#### [What to produce]
Check every line below for the word "LEÇON" and show those that hold it.

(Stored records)
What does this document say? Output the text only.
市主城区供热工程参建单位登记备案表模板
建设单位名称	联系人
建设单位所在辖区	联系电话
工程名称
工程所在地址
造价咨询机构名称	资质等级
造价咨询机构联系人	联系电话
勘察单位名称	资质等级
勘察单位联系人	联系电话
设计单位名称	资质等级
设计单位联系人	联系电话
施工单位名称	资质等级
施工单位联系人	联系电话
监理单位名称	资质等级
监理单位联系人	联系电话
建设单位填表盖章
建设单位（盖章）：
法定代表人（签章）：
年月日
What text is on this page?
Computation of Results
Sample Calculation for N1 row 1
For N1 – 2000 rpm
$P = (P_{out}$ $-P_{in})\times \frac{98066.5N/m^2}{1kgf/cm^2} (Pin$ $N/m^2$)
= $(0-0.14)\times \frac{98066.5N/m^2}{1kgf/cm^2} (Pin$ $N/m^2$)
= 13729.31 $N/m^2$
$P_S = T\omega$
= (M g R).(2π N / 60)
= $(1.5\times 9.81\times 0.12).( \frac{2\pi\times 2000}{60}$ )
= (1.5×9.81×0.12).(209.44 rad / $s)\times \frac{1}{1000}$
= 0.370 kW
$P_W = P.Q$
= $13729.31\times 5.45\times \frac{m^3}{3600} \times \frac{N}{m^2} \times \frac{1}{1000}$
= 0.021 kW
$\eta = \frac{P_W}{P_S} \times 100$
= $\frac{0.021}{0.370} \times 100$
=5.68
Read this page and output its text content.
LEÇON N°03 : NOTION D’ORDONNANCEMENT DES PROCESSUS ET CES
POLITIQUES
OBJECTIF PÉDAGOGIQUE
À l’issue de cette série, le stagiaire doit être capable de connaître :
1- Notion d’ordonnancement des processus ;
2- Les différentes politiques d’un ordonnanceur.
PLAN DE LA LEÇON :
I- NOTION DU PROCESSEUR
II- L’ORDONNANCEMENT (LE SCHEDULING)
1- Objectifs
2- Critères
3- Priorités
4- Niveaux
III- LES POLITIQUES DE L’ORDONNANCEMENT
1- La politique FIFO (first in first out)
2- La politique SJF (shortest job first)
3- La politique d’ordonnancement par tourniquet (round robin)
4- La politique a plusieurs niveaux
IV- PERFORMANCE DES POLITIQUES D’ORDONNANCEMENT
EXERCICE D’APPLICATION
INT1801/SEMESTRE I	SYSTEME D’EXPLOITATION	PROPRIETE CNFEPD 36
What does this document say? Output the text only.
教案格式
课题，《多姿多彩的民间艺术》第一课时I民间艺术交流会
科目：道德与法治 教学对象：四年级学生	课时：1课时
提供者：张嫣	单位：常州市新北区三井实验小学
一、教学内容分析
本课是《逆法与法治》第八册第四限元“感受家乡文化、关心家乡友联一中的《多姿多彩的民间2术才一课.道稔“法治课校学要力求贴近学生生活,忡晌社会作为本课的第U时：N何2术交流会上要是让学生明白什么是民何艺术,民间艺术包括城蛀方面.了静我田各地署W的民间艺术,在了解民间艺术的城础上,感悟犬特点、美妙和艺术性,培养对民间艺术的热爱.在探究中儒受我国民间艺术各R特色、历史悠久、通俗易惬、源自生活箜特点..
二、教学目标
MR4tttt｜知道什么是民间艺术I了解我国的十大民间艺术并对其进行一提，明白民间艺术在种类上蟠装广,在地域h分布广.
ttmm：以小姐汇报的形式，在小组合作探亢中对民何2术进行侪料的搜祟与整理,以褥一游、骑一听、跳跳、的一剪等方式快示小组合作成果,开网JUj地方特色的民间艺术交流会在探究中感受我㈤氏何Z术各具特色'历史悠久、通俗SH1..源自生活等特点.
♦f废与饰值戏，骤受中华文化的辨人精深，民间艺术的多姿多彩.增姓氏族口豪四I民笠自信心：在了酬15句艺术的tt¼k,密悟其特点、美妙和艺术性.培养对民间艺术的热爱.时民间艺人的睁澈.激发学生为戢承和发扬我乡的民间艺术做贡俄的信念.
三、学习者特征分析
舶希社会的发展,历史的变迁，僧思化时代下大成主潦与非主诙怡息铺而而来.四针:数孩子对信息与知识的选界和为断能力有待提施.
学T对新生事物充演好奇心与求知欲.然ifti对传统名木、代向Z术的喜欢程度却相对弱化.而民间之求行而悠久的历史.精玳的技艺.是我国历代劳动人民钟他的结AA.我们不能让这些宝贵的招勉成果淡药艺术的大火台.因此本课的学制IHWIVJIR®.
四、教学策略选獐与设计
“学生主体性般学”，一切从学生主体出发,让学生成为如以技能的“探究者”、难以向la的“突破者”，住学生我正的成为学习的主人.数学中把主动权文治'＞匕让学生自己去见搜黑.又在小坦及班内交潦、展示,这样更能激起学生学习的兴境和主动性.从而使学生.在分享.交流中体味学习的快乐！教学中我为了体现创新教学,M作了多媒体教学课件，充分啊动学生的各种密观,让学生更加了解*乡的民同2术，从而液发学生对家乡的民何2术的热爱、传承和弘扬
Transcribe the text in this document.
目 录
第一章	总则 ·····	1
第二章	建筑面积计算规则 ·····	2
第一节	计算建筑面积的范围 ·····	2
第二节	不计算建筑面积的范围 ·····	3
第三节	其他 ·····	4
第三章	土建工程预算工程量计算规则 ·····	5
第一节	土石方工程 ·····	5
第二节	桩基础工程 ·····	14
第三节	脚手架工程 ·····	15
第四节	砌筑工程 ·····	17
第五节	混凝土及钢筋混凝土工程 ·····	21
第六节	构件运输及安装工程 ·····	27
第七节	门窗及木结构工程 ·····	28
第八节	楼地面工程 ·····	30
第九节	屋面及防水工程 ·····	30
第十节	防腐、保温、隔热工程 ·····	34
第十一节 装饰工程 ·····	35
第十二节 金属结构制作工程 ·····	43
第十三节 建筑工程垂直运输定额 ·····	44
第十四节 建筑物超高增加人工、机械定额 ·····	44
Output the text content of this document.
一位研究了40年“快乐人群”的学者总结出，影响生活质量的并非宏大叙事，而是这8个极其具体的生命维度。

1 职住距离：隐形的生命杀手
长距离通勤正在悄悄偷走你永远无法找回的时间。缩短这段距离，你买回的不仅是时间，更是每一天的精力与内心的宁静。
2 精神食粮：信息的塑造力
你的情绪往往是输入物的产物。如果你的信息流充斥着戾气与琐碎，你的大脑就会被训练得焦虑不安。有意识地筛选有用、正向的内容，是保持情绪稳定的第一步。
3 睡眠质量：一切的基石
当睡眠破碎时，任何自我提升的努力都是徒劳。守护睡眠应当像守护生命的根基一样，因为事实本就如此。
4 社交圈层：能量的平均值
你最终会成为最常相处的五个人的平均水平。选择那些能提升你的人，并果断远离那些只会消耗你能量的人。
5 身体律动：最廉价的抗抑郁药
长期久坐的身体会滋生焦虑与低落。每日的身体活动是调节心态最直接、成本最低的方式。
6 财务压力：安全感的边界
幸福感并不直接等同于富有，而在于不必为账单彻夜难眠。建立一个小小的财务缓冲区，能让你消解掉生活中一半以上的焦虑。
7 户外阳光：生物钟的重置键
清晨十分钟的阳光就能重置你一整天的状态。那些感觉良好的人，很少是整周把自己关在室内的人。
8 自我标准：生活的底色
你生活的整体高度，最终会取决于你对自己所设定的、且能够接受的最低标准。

#### [Full solution]
LEÇON N°03 : NOTION D’ORDONNANCEMENT DES PROCESSUS ET CES
PLAN DE LA LEÇON :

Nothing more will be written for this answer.